-------- Material for this task --------

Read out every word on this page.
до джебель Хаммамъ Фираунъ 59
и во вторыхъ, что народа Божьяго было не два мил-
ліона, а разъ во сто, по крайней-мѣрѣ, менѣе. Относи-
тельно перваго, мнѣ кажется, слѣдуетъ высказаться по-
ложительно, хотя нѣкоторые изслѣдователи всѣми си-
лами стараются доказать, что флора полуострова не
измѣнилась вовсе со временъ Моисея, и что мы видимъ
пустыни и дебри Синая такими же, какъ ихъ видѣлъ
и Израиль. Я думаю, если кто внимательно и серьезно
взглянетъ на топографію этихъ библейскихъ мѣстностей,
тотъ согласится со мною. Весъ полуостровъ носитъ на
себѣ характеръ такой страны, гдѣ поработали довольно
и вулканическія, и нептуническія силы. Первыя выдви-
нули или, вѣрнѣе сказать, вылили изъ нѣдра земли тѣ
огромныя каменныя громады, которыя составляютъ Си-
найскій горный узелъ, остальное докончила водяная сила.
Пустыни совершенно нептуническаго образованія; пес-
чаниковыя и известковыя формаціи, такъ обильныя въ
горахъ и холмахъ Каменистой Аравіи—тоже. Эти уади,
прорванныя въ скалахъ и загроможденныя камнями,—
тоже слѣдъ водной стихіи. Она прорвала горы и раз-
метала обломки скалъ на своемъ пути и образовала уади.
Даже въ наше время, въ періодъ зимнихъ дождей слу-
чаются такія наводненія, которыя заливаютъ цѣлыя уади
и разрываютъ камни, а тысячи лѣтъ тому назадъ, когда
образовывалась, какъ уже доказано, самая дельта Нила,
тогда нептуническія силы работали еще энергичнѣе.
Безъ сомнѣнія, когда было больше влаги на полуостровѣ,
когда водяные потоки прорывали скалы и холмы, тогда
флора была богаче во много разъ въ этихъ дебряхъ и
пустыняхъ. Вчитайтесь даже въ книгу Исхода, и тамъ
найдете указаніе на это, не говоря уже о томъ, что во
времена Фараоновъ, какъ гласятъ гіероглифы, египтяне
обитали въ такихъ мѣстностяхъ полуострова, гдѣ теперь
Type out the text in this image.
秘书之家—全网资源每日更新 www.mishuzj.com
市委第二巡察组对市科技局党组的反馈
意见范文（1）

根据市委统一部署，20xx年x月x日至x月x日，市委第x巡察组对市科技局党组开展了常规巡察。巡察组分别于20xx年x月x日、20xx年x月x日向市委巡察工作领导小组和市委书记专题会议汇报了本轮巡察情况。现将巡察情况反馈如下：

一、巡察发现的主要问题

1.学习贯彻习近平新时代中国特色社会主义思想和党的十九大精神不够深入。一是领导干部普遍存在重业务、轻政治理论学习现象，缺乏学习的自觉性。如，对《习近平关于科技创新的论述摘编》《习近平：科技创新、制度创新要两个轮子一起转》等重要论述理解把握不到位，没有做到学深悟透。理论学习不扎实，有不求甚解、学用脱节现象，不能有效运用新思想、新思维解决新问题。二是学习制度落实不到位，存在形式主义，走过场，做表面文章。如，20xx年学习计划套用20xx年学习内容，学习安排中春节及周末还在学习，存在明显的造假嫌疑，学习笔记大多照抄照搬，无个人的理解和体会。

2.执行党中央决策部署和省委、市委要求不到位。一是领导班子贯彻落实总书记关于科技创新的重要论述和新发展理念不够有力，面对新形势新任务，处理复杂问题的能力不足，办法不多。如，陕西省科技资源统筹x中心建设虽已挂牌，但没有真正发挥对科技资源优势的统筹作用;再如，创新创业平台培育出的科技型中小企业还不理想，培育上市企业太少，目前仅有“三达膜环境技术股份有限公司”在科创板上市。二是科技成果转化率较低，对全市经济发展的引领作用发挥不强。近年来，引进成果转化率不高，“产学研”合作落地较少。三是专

--------

# [What you will do]
Return only those lines of the records that contain the string "которыя".

# [Complete output]
огромныя каменныя громады, которыя составляютъ Си-
чаются такія наводненія, которыя заливаютъ цѣлыя уади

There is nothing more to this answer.